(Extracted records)

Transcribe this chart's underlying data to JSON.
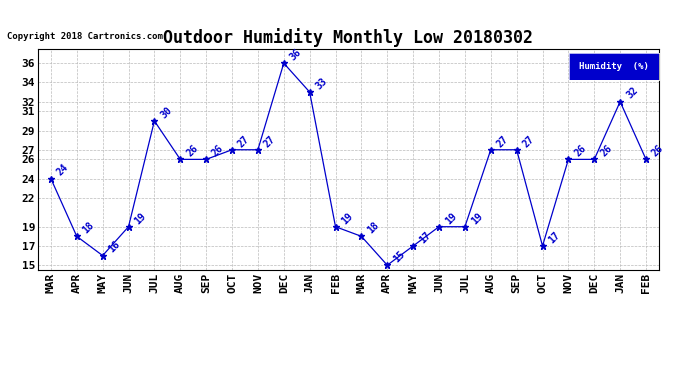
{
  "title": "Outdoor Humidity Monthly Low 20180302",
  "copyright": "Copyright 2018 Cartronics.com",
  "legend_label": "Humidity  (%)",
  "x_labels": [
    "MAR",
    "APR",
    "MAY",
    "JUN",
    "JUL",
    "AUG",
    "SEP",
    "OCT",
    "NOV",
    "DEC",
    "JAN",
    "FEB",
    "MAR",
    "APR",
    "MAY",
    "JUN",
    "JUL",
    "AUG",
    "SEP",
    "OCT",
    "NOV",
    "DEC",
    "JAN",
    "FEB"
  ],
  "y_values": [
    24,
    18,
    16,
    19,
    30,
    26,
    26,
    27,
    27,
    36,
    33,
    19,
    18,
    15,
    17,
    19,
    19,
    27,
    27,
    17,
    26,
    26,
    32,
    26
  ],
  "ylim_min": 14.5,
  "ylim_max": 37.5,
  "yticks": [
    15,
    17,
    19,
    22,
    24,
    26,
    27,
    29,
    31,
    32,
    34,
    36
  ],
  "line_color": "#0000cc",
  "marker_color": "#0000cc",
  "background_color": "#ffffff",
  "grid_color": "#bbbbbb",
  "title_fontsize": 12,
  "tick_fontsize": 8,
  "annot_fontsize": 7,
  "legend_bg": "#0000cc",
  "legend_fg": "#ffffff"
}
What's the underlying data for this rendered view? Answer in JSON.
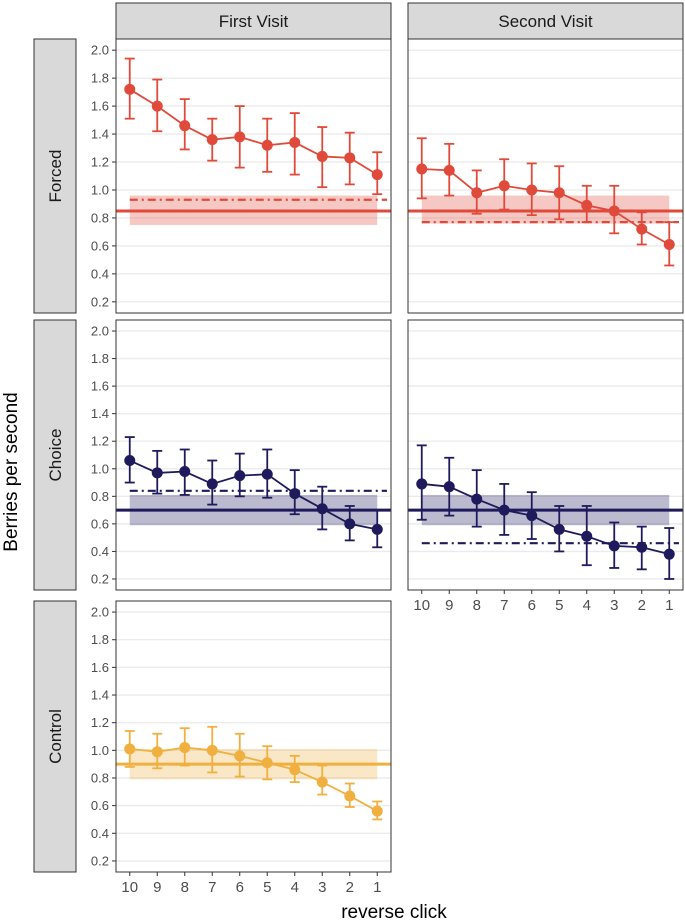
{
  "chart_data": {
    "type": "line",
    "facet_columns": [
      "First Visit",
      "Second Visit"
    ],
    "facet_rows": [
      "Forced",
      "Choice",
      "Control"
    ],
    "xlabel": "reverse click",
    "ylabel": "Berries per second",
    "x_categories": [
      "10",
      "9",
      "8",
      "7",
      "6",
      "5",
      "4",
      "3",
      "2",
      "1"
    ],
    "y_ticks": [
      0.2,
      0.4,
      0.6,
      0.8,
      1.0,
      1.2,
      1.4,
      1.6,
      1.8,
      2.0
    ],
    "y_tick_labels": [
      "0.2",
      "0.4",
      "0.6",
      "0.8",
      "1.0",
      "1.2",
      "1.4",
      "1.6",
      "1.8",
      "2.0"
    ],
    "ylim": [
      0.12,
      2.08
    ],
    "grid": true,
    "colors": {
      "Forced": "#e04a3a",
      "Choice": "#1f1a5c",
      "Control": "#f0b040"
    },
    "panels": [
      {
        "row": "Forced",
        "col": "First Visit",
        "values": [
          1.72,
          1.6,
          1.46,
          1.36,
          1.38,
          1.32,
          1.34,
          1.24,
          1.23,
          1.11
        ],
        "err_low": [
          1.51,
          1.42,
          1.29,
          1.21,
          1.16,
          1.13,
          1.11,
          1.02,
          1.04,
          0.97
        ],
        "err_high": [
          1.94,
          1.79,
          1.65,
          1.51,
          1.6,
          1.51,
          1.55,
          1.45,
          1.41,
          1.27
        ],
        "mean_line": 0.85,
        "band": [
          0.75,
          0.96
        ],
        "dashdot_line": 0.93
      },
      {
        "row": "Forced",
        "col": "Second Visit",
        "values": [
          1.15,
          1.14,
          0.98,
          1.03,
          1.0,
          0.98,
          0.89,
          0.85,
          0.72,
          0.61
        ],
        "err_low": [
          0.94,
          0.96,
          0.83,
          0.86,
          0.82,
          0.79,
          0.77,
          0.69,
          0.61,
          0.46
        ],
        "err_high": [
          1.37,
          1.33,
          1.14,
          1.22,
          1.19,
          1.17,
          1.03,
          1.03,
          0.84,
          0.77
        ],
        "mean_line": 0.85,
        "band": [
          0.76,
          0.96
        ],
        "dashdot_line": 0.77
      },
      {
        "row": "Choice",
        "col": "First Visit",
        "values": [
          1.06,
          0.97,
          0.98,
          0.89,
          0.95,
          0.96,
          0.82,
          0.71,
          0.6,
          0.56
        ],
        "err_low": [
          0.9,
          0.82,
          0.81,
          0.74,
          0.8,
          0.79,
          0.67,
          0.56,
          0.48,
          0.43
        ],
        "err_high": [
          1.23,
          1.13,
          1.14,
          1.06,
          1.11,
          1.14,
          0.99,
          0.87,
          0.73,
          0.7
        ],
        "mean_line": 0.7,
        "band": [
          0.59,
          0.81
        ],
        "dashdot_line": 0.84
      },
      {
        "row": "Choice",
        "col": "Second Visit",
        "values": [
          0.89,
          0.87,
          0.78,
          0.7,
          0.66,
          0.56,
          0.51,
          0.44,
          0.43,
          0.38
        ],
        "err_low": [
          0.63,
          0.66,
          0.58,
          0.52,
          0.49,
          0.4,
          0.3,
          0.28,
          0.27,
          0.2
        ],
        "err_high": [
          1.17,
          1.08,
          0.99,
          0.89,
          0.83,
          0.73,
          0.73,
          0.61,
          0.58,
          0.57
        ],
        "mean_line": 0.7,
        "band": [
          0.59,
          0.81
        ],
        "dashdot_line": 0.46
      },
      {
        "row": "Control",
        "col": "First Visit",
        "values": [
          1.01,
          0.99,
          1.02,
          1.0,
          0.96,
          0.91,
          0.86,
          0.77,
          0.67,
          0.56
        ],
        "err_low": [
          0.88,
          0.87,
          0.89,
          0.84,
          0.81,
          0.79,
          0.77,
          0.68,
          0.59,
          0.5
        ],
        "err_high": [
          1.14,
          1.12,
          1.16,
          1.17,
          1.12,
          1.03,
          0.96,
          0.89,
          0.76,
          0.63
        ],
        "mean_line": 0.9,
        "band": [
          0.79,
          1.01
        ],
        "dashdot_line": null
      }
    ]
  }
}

### Given instruction
Reproduce the listing exactly. Leave its pictures out.

### The result
Transcribe this chart's underlying data to JSON.
{
  "title": "Outdoor Humidity Monthly Low 20180302",
  "copyright": "Copyright 2018 Cartronics.com",
  "legend_label": "Humidity  (%)",
  "x_labels": [
    "MAR",
    "APR",
    "MAY",
    "JUN",
    "JUL",
    "AUG",
    "SEP",
    "OCT",
    "NOV",
    "DEC",
    "JAN",
    "FEB",
    "MAR",
    "APR",
    "MAY",
    "JUN",
    "JUL",
    "AUG",
    "SEP",
    "OCT",
    "NOV",
    "DEC",
    "JAN",
    "FEB"
  ],
  "y_values": [
    24,
    18,
    16,
    19,
    30,
    26,
    26,
    27,
    27,
    36,
    33,
    19,
    18,
    15,
    17,
    19,
    19,
    27,
    27,
    17,
    26,
    26,
    32,
    26
  ],
  "ylim_min": 14.5,
  "ylim_max": 37.5,
  "yticks": [
    15,
    17,
    19,
    22,
    24,
    26,
    27,
    29,
    31,
    32,
    34,
    36
  ],
  "line_color": "#0000cc",
  "marker_color": "#0000cc",
  "background_color": "#ffffff",
  "grid_color": "#bbbbbb",
  "title_fontsize": 12,
  "tick_fontsize": 8,
  "annot_fontsize": 7,
  "legend_bg": "#0000cc",
  "legend_fg": "#ffffff"
}
What's the underlying data for this rendered view? Answer in JSON.
{
  "chart_data": {
    "type": "line",
    "facet_columns": [
      "First Visit",
      "Second Visit"
    ],
    "facet_rows": [
      "Forced",
      "Choice",
      "Control"
    ],
    "xlabel": "reverse click",
    "ylabel": "Berries per second",
    "x_categories": [
      "10",
      "9",
      "8",
      "7",
      "6",
      "5",
      "4",
      "3",
      "2",
      "1"
    ],
    "y_ticks": [
      0.2,
      0.4,
      0.6,
      0.8,
      1.0,
      1.2,
      1.4,
      1.6,
      1.8,
      2.0
    ],
    "y_tick_labels": [
      "0.2",
      "0.4",
      "0.6",
      "0.8",
      "1.0",
      "1.2",
      "1.4",
      "1.6",
      "1.8",
      "2.0"
    ],
    "ylim": [
      0.12,
      2.08
    ],
    "grid": true,
    "colors": {
      "Forced": "#e04a3a",
      "Choice": "#1f1a5c",
      "Control": "#f0b040"
    },
    "panels": [
      {
        "row": "Forced",
        "col": "First Visit",
        "values": [
          1.72,
          1.6,
          1.46,
          1.36,
          1.38,
          1.32,
          1.34,
          1.24,
          1.23,
          1.11
        ],
        "err_low": [
          1.51,
          1.42,
          1.29,
          1.21,
          1.16,
          1.13,
          1.11,
          1.02,
          1.04,
          0.97
        ],
        "err_high": [
          1.94,
          1.79,
          1.65,
          1.51,
          1.6,
          1.51,
          1.55,
          1.45,
          1.41,
          1.27
        ],
        "mean_line": 0.85,
        "band": [
          0.75,
          0.96
        ],
        "dashdot_line": 0.93
      },
      {
        "row": "Forced",
        "col": "Second Visit",
        "values": [
          1.15,
          1.14,
          0.98,
          1.03,
          1.0,
          0.98,
          0.89,
          0.85,
          0.72,
          0.61
        ],
        "err_low": [
          0.94,
          0.96,
          0.83,
          0.86,
          0.82,
          0.79,
          0.77,
          0.69,
          0.61,
          0.46
        ],
        "err_high": [
          1.37,
          1.33,
          1.14,
          1.22,
          1.19,
          1.17,
          1.03,
          1.03,
          0.84,
          0.77
        ],
        "mean_line": 0.85,
        "band": [
          0.76,
          0.96
        ],
        "dashdot_line": 0.77
      },
      {
        "row": "Choice",
        "col": "First Visit",
        "values": [
          1.06,
          0.97,
          0.98,
          0.89,
          0.95,
          0.96,
          0.82,
          0.71,
          0.6,
          0.56
        ],
        "err_low": [
          0.9,
          0.82,
          0.81,
          0.74,
          0.8,
          0.79,
          0.67,
          0.56,
          0.48,
          0.43
        ],
        "err_high": [
          1.23,
          1.13,
          1.14,
          1.06,
          1.11,
          1.14,
          0.99,
          0.87,
          0.73,
          0.7
        ],
        "mean_line": 0.7,
        "band": [
          0.59,
          0.81
        ],
        "dashdot_line": 0.84
      },
      {
        "row": "Choice",
        "col": "Second Visit",
        "values": [
          0.89,
          0.87,
          0.78,
          0.7,
          0.66,
          0.56,
          0.51,
          0.44,
          0.43,
          0.38
        ],
        "err_low": [
          0.63,
          0.66,
          0.58,
          0.52,
          0.49,
          0.4,
          0.3,
          0.28,
          0.27,
          0.2
        ],
        "err_high": [
          1.17,
          1.08,
          0.99,
          0.89,
          0.83,
          0.73,
          0.73,
          0.61,
          0.58,
          0.57
        ],
        "mean_line": 0.7,
        "band": [
          0.59,
          0.81
        ],
        "dashdot_line": 0.46
      },
      {
        "row": "Control",
        "col": "First Visit",
        "values": [
          1.01,
          0.99,
          1.02,
          1.0,
          0.96,
          0.91,
          0.86,
          0.77,
          0.67,
          0.56
        ],
        "err_low": [
          0.88,
          0.87,
          0.89,
          0.84,
          0.81,
          0.79,
          0.77,
          0.68,
          0.59,
          0.5
        ],
        "err_high": [
          1.14,
          1.12,
          1.16,
          1.17,
          1.12,
          1.03,
          0.96,
          0.89,
          0.76,
          0.63
        ],
        "mean_line": 0.9,
        "band": [
          0.79,
          1.01
        ],
        "dashdot_line": null
      }
    ]
  }
}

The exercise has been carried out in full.